> **Task objective**
In the entries below, find every line with "GOODYEAR" and copy it.

◆ ◆ ◆ ◆

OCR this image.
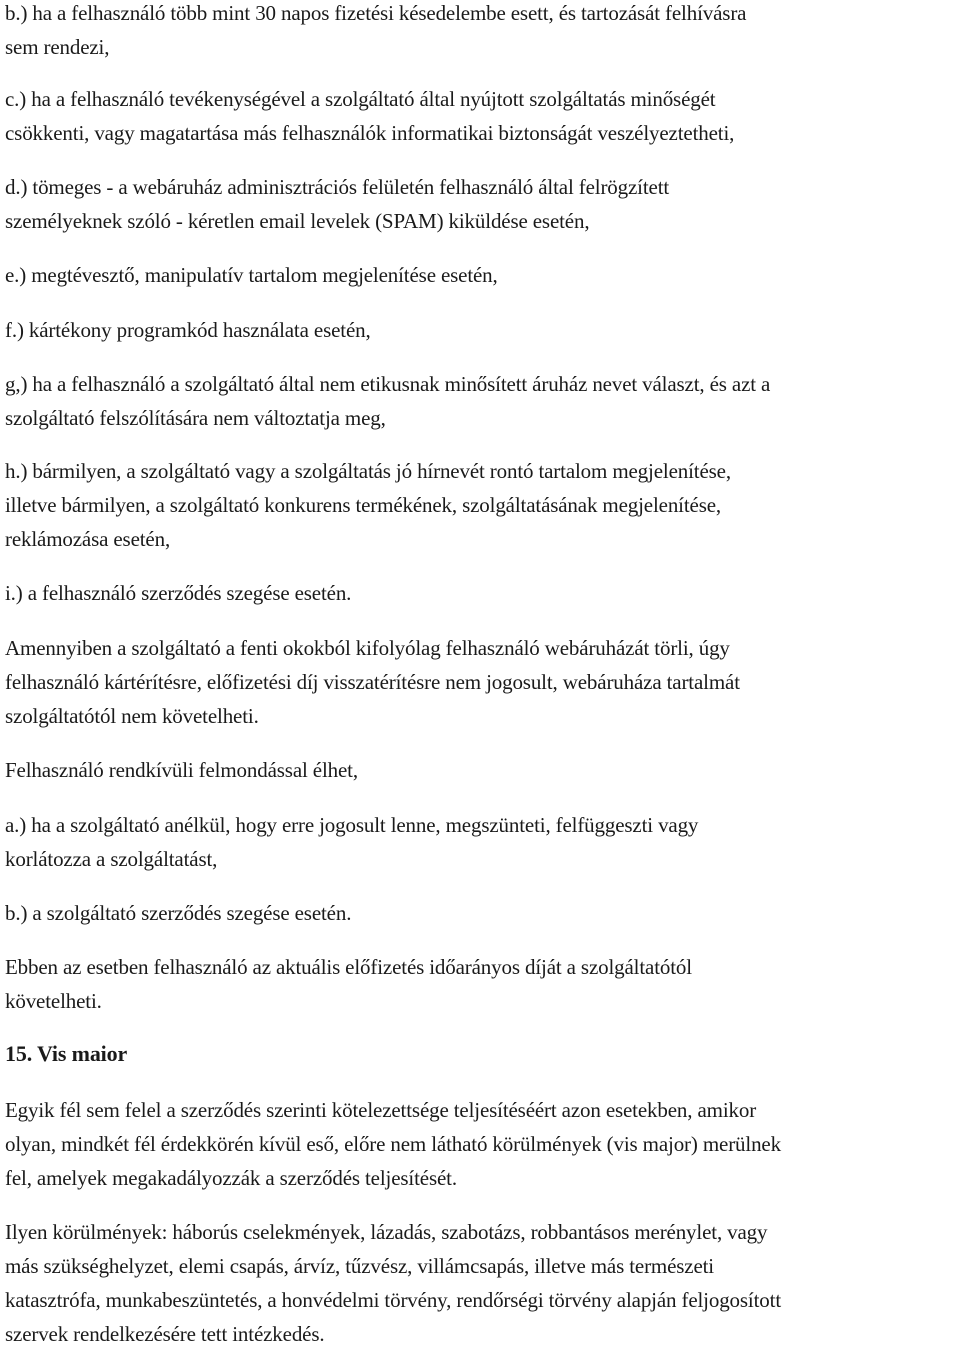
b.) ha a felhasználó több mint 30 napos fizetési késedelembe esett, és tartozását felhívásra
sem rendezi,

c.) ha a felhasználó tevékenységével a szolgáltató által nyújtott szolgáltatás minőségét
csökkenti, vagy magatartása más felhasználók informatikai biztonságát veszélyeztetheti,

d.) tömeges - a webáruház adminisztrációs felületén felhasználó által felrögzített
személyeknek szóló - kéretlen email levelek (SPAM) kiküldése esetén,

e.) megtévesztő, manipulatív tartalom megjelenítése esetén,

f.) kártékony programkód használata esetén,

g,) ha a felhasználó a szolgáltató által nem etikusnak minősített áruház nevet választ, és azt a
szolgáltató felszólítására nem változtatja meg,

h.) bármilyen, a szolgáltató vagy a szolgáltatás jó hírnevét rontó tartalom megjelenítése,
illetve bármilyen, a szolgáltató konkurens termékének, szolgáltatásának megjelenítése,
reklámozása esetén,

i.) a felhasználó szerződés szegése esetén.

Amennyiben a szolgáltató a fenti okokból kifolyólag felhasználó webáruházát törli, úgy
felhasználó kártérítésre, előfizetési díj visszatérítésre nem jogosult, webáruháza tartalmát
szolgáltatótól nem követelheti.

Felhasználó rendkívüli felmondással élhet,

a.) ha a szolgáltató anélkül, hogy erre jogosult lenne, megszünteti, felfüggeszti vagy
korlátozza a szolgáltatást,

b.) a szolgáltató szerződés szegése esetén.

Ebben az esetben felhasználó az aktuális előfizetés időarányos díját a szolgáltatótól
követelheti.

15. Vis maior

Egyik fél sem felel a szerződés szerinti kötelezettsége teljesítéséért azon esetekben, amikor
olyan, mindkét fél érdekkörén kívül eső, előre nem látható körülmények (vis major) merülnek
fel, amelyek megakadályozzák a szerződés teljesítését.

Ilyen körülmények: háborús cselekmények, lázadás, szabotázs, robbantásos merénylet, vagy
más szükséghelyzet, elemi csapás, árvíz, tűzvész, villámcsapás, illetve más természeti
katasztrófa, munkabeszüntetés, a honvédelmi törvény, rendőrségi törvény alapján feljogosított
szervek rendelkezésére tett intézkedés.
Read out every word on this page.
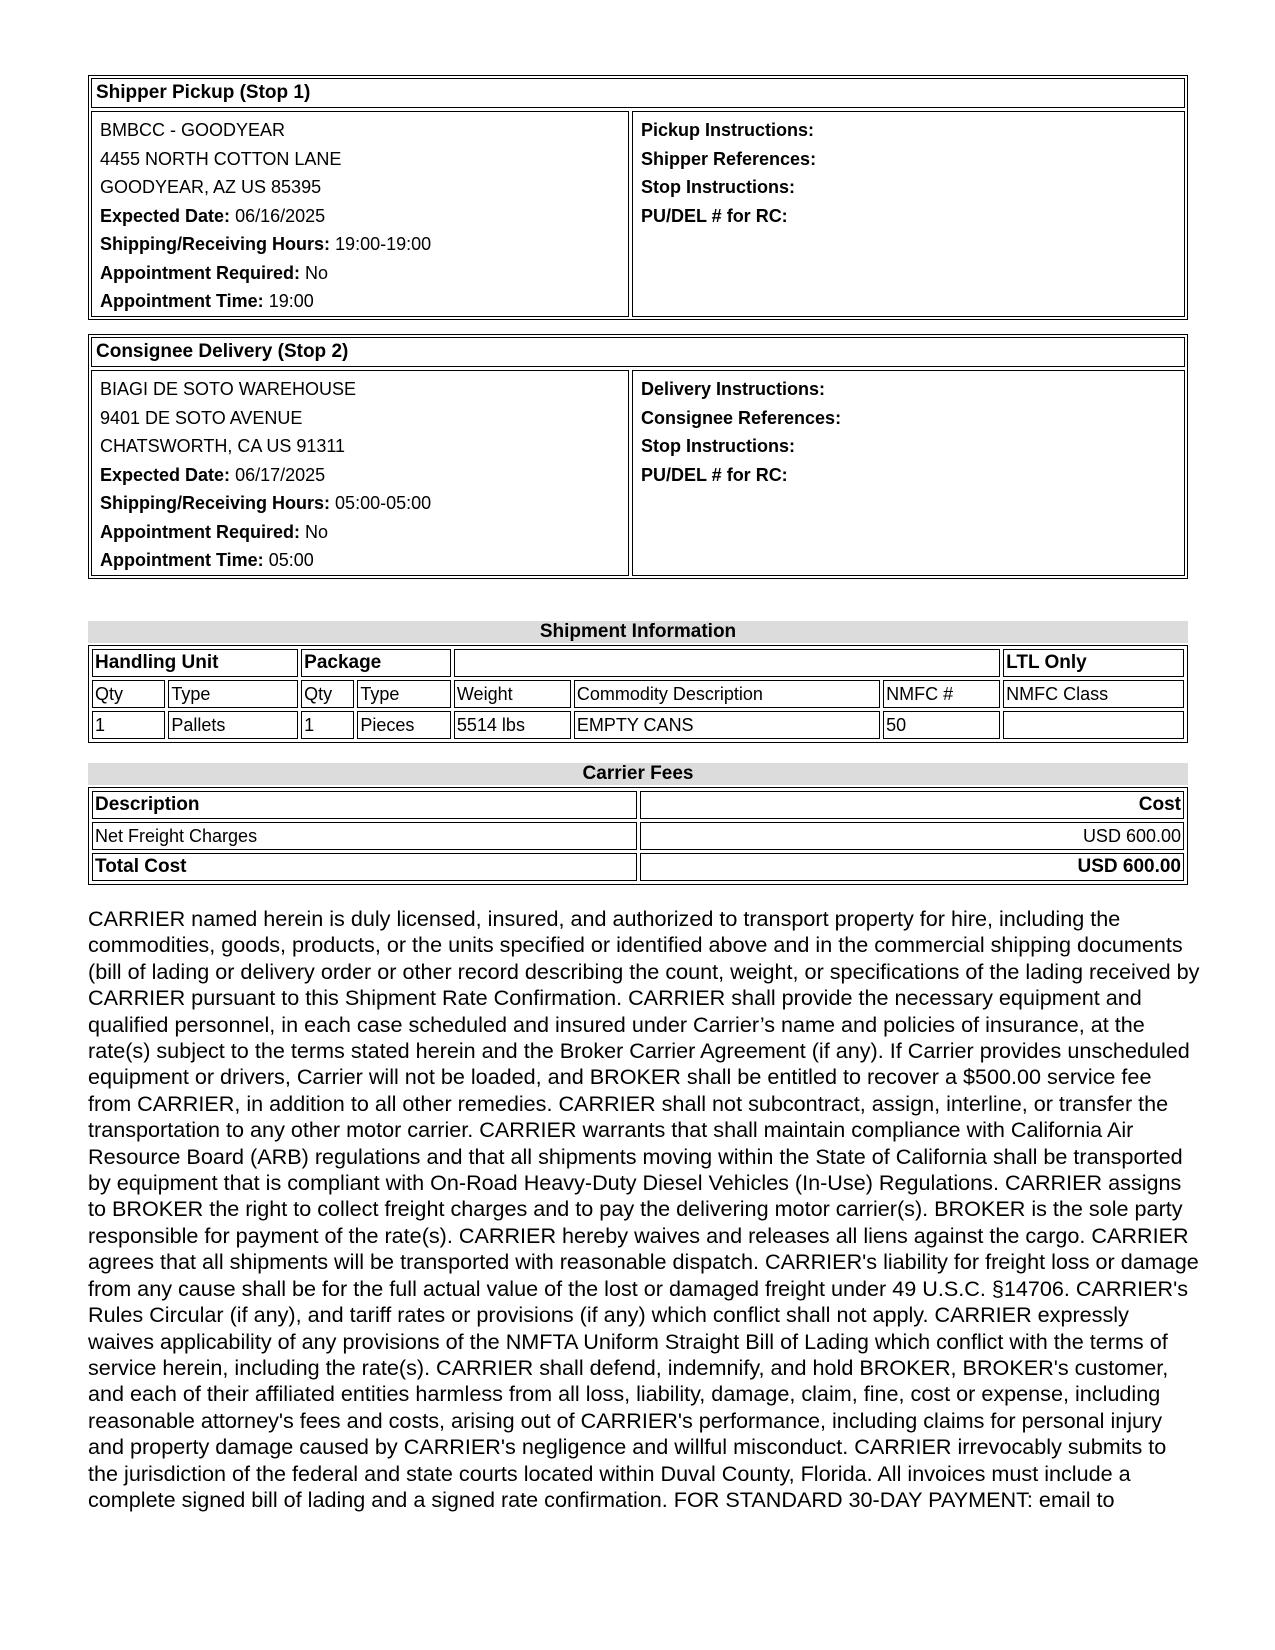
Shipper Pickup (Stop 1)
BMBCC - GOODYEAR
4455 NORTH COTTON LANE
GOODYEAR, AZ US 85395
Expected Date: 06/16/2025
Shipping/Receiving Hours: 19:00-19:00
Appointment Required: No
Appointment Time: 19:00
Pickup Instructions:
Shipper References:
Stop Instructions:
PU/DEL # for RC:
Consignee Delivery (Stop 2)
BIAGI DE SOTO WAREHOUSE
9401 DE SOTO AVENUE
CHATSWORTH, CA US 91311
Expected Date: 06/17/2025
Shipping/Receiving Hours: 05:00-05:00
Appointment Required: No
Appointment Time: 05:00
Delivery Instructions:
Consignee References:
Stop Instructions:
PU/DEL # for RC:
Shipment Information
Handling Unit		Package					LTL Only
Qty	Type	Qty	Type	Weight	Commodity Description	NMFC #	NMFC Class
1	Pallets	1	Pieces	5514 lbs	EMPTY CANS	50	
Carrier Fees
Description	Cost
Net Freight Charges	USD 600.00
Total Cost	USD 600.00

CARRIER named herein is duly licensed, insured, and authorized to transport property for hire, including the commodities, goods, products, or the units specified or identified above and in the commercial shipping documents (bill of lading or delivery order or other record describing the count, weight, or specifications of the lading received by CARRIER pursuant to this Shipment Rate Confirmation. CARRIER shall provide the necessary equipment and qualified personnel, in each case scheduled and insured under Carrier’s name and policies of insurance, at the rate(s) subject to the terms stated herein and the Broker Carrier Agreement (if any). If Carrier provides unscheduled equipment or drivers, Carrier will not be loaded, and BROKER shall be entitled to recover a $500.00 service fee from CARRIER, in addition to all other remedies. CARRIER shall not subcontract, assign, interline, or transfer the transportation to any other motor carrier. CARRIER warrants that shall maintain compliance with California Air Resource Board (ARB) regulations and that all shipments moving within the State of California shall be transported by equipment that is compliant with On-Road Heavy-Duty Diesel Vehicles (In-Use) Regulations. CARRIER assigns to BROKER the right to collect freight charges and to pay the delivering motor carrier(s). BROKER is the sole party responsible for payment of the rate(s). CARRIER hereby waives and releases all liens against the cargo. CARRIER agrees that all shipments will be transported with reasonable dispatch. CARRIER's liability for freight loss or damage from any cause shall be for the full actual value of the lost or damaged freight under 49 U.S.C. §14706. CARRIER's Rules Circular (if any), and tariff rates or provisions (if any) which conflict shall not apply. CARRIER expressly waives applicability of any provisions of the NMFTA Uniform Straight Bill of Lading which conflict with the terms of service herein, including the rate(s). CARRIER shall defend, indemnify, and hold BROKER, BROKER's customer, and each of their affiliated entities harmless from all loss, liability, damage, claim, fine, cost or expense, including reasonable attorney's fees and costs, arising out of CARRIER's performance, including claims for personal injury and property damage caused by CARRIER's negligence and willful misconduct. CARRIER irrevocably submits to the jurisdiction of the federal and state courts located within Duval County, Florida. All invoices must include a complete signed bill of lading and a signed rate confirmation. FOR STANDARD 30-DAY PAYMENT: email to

◆ ◆ ◆ ◆

> **Solution to this task**
BMBCC - GOODYEAR
GOODYEAR, AZ US 85395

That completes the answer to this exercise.